◆ Goal
Output nothing but the number of lines that include the word "icon".

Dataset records
------------------------------

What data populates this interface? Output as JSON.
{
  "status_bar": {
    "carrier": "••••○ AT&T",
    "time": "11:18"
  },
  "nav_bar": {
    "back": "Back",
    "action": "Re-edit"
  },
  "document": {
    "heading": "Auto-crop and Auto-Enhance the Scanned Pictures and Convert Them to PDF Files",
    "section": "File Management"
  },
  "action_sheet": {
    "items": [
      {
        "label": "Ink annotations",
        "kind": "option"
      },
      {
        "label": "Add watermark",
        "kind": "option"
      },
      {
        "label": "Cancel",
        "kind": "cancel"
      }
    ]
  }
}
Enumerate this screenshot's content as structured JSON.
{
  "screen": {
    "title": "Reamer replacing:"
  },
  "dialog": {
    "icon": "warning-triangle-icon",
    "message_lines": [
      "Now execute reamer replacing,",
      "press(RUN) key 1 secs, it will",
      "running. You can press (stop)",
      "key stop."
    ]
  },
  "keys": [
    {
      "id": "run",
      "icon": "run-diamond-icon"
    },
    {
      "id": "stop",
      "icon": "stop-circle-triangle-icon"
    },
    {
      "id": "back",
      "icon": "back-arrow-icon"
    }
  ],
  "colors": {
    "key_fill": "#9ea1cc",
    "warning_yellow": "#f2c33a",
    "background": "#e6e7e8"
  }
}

------------------------------

◆ Task solution
4